▶ Your objective
Print all entries word for word.

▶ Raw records
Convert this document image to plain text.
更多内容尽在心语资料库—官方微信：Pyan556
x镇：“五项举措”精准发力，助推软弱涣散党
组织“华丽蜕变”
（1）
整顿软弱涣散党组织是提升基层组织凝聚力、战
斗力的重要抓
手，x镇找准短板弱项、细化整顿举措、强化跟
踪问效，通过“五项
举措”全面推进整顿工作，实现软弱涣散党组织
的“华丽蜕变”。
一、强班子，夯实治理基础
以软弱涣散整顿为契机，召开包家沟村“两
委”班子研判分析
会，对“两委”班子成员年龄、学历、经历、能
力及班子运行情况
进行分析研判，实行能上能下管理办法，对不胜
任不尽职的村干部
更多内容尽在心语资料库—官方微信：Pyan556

▶ Response below
Convert this document image to plain text.
更多内容尽在心语资料库—官方微信：Pyan556
x镇：“五项举措”精准发力，助推软弱涣散党
组织“华丽蜕变”
（1）
整顿软弱涣散党组织是提升基层组织凝聚力、战
斗力的重要抓
手，x镇找准短板弱项、细化整顿举措、强化跟
踪问效，通过“五项
举措”全面推进整顿工作，实现软弱涣散党组织
的“华丽蜕变”。
一、强班子，夯实治理基础
以软弱涣散整顿为契机，召开包家沟村“两
委”班子研判分析
会，对“两委”班子成员年龄、学历、经历、能
力及班子运行情况
进行分析研判，实行能上能下管理办法，对不胜
任不尽职的村干部
更多内容尽在心语资料库—官方微信：Pyan556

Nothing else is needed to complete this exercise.